>> BEGIN Data section
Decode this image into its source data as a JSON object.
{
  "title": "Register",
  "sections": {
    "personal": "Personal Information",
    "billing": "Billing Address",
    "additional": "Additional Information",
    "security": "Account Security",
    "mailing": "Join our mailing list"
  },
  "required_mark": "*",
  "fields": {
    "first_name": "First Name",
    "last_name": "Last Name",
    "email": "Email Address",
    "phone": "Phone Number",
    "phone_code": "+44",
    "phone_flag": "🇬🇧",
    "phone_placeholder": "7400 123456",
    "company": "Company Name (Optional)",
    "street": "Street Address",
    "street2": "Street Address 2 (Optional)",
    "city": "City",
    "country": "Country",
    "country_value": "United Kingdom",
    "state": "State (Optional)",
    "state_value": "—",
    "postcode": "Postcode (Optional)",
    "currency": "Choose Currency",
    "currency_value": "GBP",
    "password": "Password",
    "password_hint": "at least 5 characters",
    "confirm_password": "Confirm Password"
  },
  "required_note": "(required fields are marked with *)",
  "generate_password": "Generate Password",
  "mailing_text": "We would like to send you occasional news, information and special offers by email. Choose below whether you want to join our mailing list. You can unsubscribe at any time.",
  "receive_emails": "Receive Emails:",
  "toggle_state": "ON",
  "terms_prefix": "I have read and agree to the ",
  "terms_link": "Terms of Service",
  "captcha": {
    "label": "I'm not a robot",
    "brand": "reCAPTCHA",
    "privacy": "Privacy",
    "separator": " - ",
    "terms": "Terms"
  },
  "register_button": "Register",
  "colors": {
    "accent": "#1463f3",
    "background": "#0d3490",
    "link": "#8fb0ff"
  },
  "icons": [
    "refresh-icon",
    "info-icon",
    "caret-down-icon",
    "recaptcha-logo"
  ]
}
>> END Data section
What the exercise asks: Report the number of lines that contain "Name", with no other words.

Task solution: 3